• Objective:
In the listing below, find every line containing "centimètres" and copy it out.

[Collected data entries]
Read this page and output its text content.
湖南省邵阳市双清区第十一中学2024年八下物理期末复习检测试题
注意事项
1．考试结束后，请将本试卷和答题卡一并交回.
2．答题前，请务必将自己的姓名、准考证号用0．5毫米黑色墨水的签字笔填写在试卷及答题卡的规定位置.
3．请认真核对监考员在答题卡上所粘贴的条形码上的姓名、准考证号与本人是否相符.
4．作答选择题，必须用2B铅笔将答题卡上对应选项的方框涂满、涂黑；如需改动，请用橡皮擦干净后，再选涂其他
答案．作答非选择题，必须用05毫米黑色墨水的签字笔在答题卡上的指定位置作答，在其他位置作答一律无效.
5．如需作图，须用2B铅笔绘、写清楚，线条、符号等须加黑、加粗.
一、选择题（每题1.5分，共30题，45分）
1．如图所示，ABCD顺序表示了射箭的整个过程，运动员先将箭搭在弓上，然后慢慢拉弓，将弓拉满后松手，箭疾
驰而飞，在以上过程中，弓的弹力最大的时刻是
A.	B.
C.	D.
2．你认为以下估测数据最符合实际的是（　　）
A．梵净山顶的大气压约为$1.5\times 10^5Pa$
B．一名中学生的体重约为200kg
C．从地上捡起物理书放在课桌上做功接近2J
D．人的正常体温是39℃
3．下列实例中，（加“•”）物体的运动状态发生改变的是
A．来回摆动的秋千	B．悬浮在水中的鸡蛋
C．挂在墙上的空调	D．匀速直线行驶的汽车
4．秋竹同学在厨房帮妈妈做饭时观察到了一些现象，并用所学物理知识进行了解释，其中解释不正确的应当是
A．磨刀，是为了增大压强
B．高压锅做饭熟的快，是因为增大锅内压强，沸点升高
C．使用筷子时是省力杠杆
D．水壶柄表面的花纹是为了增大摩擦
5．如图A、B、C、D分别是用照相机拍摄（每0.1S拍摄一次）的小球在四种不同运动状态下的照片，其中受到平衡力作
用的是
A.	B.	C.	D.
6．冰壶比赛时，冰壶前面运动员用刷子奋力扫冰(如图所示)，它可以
---
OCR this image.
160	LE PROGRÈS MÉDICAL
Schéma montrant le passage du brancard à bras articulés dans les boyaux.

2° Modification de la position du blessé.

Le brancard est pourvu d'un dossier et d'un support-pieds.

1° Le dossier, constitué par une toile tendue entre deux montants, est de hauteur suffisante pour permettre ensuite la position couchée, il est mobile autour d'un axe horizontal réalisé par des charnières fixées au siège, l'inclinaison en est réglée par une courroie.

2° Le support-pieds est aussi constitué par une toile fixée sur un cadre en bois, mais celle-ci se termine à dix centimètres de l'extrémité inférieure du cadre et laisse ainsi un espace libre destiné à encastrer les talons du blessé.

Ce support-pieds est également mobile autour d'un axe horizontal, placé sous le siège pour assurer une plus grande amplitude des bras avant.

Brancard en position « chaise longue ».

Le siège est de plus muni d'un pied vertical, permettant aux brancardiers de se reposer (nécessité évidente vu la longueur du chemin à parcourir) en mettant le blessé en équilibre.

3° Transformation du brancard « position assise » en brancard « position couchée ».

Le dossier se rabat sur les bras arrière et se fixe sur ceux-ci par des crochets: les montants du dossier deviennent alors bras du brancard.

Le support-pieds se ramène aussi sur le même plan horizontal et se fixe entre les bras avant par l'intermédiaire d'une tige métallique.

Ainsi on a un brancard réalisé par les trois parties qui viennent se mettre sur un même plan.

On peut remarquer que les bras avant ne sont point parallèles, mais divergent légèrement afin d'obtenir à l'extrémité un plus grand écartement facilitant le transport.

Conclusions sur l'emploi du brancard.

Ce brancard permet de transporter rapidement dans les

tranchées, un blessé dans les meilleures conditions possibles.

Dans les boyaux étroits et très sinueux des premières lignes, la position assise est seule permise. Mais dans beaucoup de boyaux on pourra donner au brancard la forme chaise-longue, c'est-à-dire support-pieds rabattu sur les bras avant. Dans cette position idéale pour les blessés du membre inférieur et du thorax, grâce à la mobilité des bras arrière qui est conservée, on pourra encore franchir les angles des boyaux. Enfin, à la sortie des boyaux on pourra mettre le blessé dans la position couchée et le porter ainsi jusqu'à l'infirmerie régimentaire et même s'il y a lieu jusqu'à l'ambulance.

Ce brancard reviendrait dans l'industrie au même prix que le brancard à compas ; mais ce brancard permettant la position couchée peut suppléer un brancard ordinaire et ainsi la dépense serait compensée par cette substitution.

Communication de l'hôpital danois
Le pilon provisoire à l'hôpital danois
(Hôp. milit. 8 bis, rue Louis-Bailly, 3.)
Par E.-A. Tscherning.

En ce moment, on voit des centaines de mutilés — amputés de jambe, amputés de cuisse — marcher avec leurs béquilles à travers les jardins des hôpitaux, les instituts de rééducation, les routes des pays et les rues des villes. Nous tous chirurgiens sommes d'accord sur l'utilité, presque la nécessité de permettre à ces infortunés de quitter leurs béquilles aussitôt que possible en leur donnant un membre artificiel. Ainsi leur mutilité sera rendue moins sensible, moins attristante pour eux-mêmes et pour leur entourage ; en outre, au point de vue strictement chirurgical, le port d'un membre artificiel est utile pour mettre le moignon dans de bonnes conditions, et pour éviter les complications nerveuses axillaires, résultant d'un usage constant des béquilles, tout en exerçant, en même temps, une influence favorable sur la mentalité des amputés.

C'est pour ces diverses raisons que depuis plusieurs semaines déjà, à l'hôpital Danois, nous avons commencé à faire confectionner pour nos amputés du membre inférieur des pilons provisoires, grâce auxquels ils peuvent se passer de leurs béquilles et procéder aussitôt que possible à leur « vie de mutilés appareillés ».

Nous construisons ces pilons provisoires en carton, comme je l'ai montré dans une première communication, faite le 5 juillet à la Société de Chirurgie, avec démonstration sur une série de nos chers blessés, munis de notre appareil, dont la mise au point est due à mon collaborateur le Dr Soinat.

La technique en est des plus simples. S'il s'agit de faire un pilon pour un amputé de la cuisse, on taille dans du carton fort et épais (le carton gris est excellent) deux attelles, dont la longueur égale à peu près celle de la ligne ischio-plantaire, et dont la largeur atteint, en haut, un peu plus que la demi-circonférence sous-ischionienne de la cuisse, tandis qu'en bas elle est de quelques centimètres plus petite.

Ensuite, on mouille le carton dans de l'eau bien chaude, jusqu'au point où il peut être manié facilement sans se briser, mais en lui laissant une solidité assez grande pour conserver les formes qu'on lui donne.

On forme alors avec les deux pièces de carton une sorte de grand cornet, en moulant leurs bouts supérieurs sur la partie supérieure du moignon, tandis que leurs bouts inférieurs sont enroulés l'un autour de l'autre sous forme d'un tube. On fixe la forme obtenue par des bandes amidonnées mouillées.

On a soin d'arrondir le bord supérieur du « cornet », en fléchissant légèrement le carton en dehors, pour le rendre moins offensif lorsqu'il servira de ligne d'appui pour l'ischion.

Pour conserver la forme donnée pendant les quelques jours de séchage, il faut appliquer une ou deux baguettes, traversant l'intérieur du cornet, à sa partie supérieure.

• Answer in full:
2° Le support-pieds est aussi constitué par une toile fixée sur un cadre en bois, mais celle-ci se termine à dix centimètres de l'extrémité inférieure du cadre et laisse ainsi un espace libre destiné à encastrer les talons du blessé.
La technique en est des plus simples. S'il s'agit de faire un pilon pour un amputé de la cuisse, on taille dans du carton fort et épais (le carton gris est excellent) deux attelles, dont la longueur égale à peu près celle de la ligne ischio-plantaire, et dont la largeur atteint, en haut, un peu plus que la demi-circonférence sous-ischionienne de la cuisse, tandis qu'en bas elle est de quelques centimètres plus petite.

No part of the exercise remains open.